begin
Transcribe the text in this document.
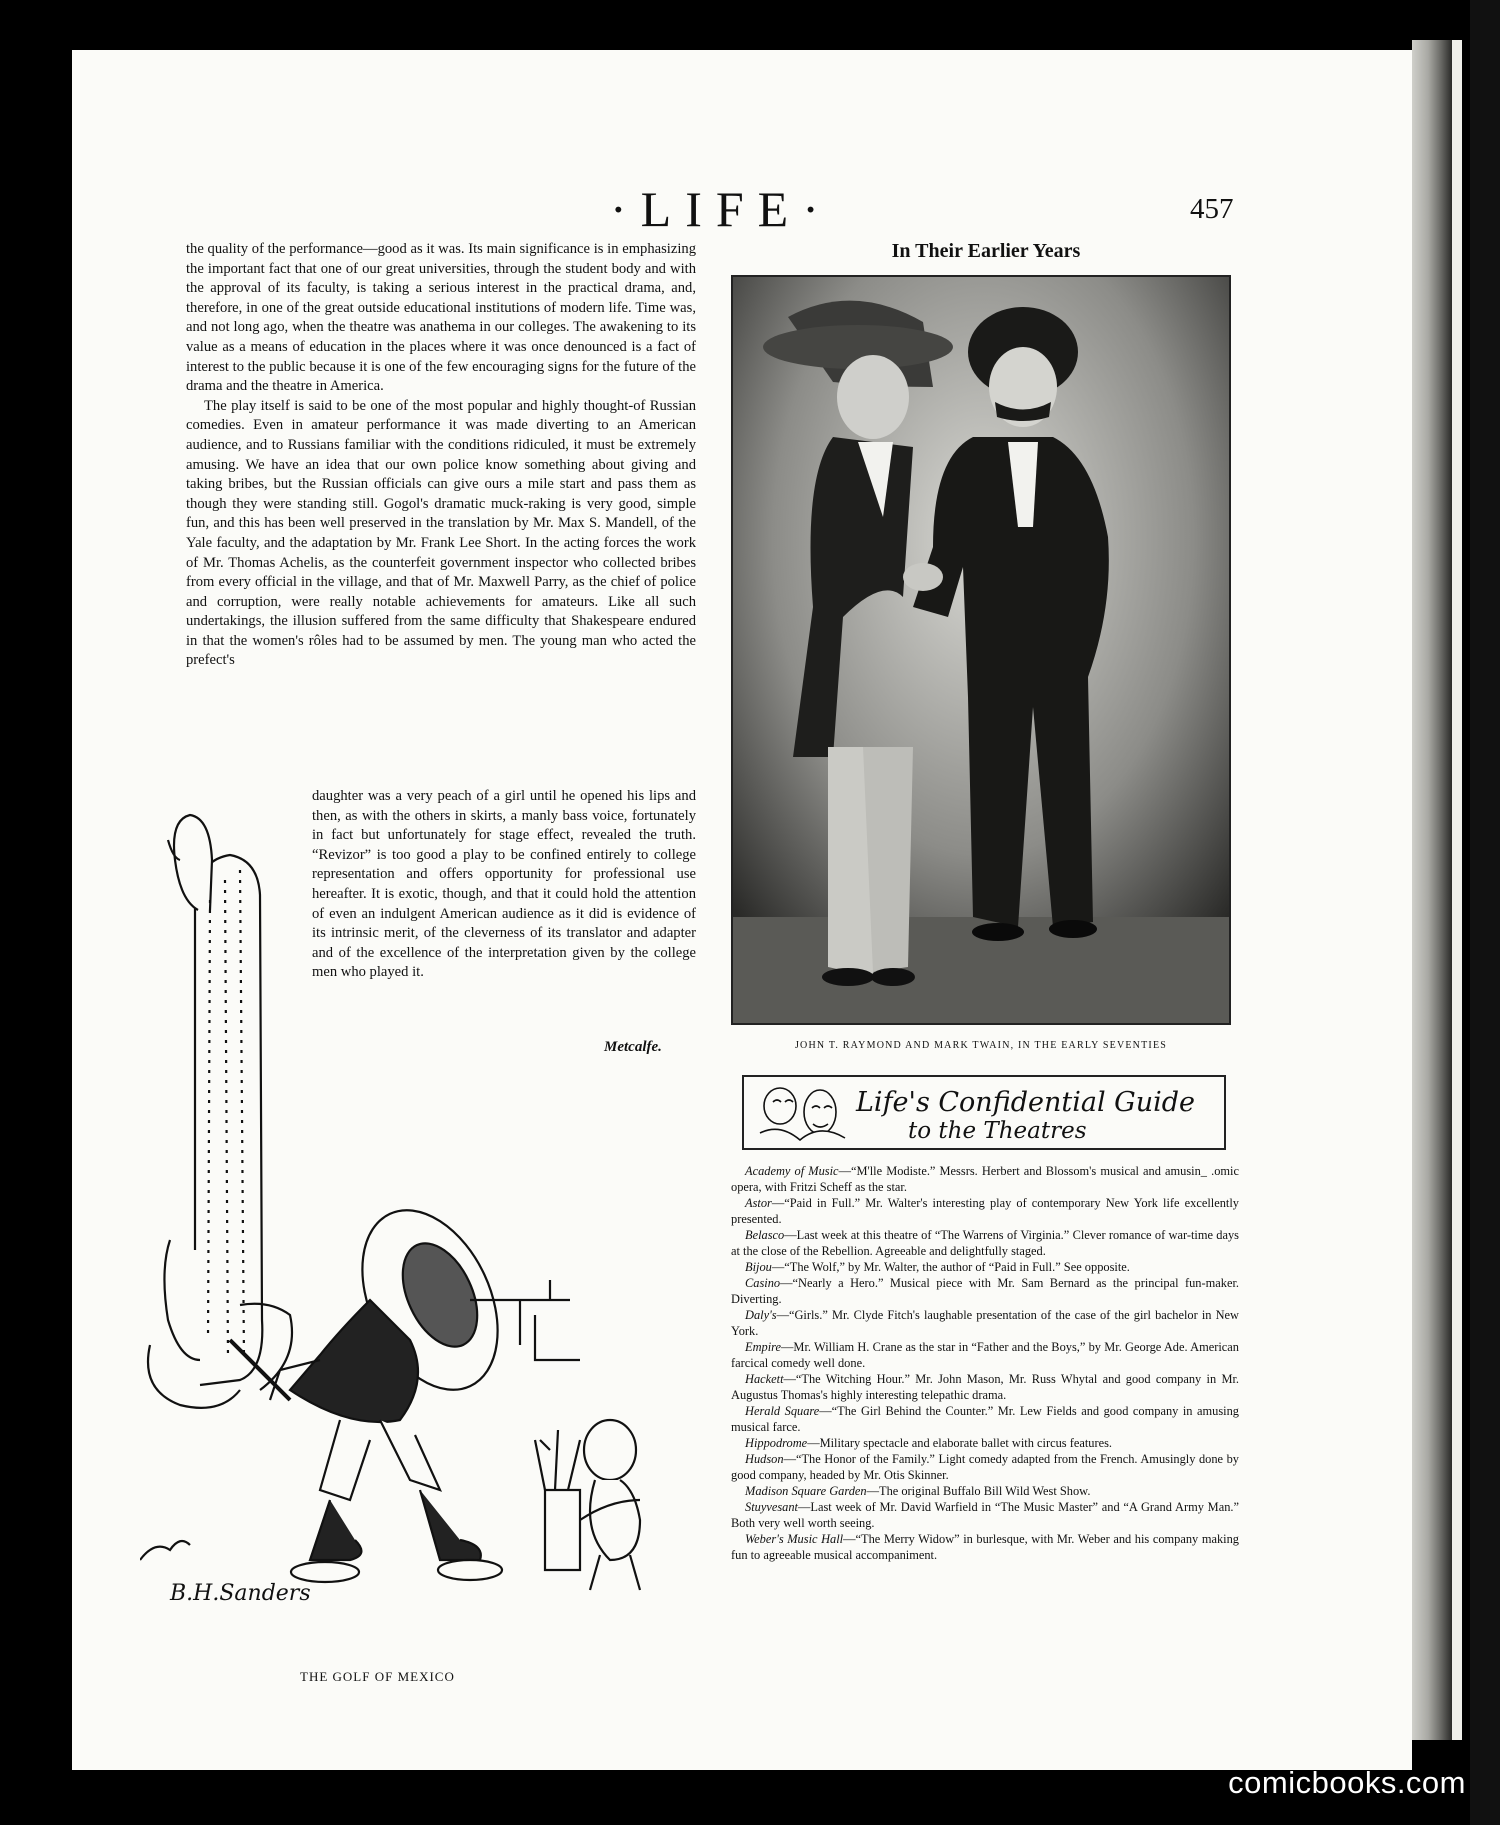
·LIFE·	457

the quality of the performance—good as it was. Its main significance is in emphasizing the important fact that one of our great universities, through the student body and with the approval of its faculty, is taking a serious interest in the practical drama, and, therefore, in one of the great outside educational institutions of modern life. Time was, and not long ago, when the theatre was anathema in our colleges. The awakening to its value as a means of education in the places where it was once denounced is a fact of interest to the public because it is one of the few encouraging signs for the future of the drama and the theatre in America.

The play itself is said to be one of the most popular and highly thought-of Russian comedies. Even in amateur performance it was made diverting to an American audience, and to Russians familiar with the conditions ridiculed, it must be extremely amusing. We have an idea that our own police know something about giving and taking bribes, but the Russian officials can give ours a mile start and pass them as though they were standing still. Gogol's dramatic muck-raking is very good, simple fun, and this has been well preserved in the translation by Mr. Max S. Mandell, of the Yale faculty, and the adaptation by Mr. Frank Lee Short. In the acting forces the work of Mr. Thomas Achelis, as the counterfeit government inspector who collected bribes from every official in the village, and that of Mr. Maxwell Parry, as the chief of police and corruption, were really notable achievements for amateurs. Like all such undertakings, the illusion suffered from the same difficulty that Shakespeare endured in that the women's rôles had to be assumed by men. The young man who acted the prefect's

daughter was a very peach of a girl until he opened his lips and then, as with the others in skirts, a manly bass voice, fortunately in fact but unfortunately for stage effect, revealed the truth. “Revizor” is too good a play to be confined entirely to college representation and offers opportunity for professional use hereafter. It is exotic, though, and that it could hold the attention of even an indulgent American audience as it did is evidence of its intrinsic merit, of the cleverness of its translator and adapter and of the excellence of the interpretation given by the college men who played it.
Metcalfe.
B.H.Sanders
THE GOLF OF MEXICO
In Their Earlier Years
JOHN T. RAYMOND AND MARK TWAIN, IN THE EARLY SEVENTIES
Life's Confidential Guide
to the Theatres

Academy of Music—“M'lle Modiste.” Messrs. Herbert and Blossom's musical and amusin_ .omic opera, with Fritzi Scheff as the star.

Astor—“Paid in Full.” Mr. Walter's interesting play of contemporary New York life excellently presented.

Belasco—Last week at this theatre of “The Warrens of Virginia.” Clever romance of war-time days at the close of the Rebellion. Agreeable and delightfully staged.

Bijou—“The Wolf,” by Mr. Walter, the author of “Paid in Full.” See opposite.

Casino—“Nearly a Hero.” Musical piece with Mr. Sam Bernard as the principal fun-maker. Diverting.

Daly's—“Girls.” Mr. Clyde Fitch's laughable presentation of the case of the girl bachelor in New York.

Empire—Mr. William H. Crane as the star in “Father and the Boys,” by Mr. George Ade. American farcical comedy well done.

Hackett—“The Witching Hour.” Mr. John Mason, Mr. Russ Whytal and good company in Mr. Augustus Thomas's highly interesting telepathic drama.

Herald Square—“The Girl Behind the Counter.” Mr. Lew Fields and good company in amusing musical farce.

Hippodrome—Military spectacle and elaborate ballet with circus features.

Hudson—“The Honor of the Family.” Light comedy adapted from the French. Amusingly done by good company, headed by Mr. Otis Skinner.

Madison Square Garden—The original Buffalo Bill Wild West Show.

Stuyvesant—Last week of Mr. David Warfield in “The Music Master” and “A Grand Army Man.” Both very well worth seeing.

Weber's Music Hall—“The Merry Widow” in burlesque, with Mr. Weber and his company making fun to agreeable musical accompaniment.

comicbooks.com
end
**What the exercise asks**
Output an exact copy of the material, with the pictures removed.

**Result of this exercise**
Transcribe the text in this document.
·LIFE·	457

the quality of the performance—good as it was. Its main significance is in emphasizing the important fact that one of our great universities, through the student body and with the approval of its faculty, is taking a serious interest in the practical drama, and, therefore, in one of the great outside educational institutions of modern life. Time was, and not long ago, when the theatre was anathema in our colleges. The awakening to its value as a means of education in the places where it was once denounced is a fact of interest to the public because it is one of the few encouraging signs for the future of the drama and the theatre in America.

The play itself is said to be one of the most popular and highly thought-of Russian comedies. Even in amateur performance it was made diverting to an American audience, and to Russians familiar with the conditions ridiculed, it must be extremely amusing. We have an idea that our own police know something about giving and taking bribes, but the Russian officials can give ours a mile start and pass them as though they were standing still. Gogol's dramatic muck-raking is very good, simple fun, and this has been well preserved in the translation by Mr. Max S. Mandell, of the Yale faculty, and the adaptation by Mr. Frank Lee Short. In the acting forces the work of Mr. Thomas Achelis, as the counterfeit government inspector who collected bribes from every official in the village, and that of Mr. Maxwell Parry, as the chief of police and corruption, were really notable achievements for amateurs. Like all such undertakings, the illusion suffered from the same difficulty that Shakespeare endured in that the women's rôles had to be assumed by men. The young man who acted the prefect's

daughter was a very peach of a girl until he opened his lips and then, as with the others in skirts, a manly bass voice, fortunately in fact but unfortunately for stage effect, revealed the truth. “Revizor” is too good a play to be confined entirely to college representation and offers opportunity for professional use hereafter. It is exotic, though, and that it could hold the attention of even an indulgent American audience as it did is evidence of its intrinsic merit, of the cleverness of its translator and adapter and of the excellence of the interpretation given by the college men who played it.
Metcalfe.
B.H.Sanders
THE GOLF OF MEXICO
In Their Earlier Years
JOHN T. RAYMOND AND MARK TWAIN, IN THE EARLY SEVENTIES
Life's Confidential Guide
to the Theatres

Academy of Music—“M'lle Modiste.” Messrs. Herbert and Blossom's musical and amusin_ .omic opera, with Fritzi Scheff as the star.

Astor—“Paid in Full.” Mr. Walter's interesting play of contemporary New York life excellently presented.

Belasco—Last week at this theatre of “The Warrens of Virginia.” Clever romance of war-time days at the close of the Rebellion. Agreeable and delightfully staged.

Bijou—“The Wolf,” by Mr. Walter, the author of “Paid in Full.” See opposite.

Casino—“Nearly a Hero.” Musical piece with Mr. Sam Bernard as the principal fun-maker. Diverting.

Daly's—“Girls.” Mr. Clyde Fitch's laughable presentation of the case of the girl bachelor in New York.

Empire—Mr. William H. Crane as the star in “Father and the Boys,” by Mr. George Ade. American farcical comedy well done.

Hackett—“The Witching Hour.” Mr. John Mason, Mr. Russ Whytal and good company in Mr. Augustus Thomas's highly interesting telepathic drama.

Herald Square—“The Girl Behind the Counter.” Mr. Lew Fields and good company in amusing musical farce.

Hippodrome—Military spectacle and elaborate ballet with circus features.

Hudson—“The Honor of the Family.” Light comedy adapted from the French. Amusingly done by good company, headed by Mr. Otis Skinner.

Madison Square Garden—The original Buffalo Bill Wild West Show.

Stuyvesant—Last week of Mr. David Warfield in “The Music Master” and “A Grand Army Man.” Both very well worth seeing.

Weber's Music Hall—“The Merry Widow” in burlesque, with Mr. Weber and his company making fun to agreeable musical accompaniment.

comicbooks.com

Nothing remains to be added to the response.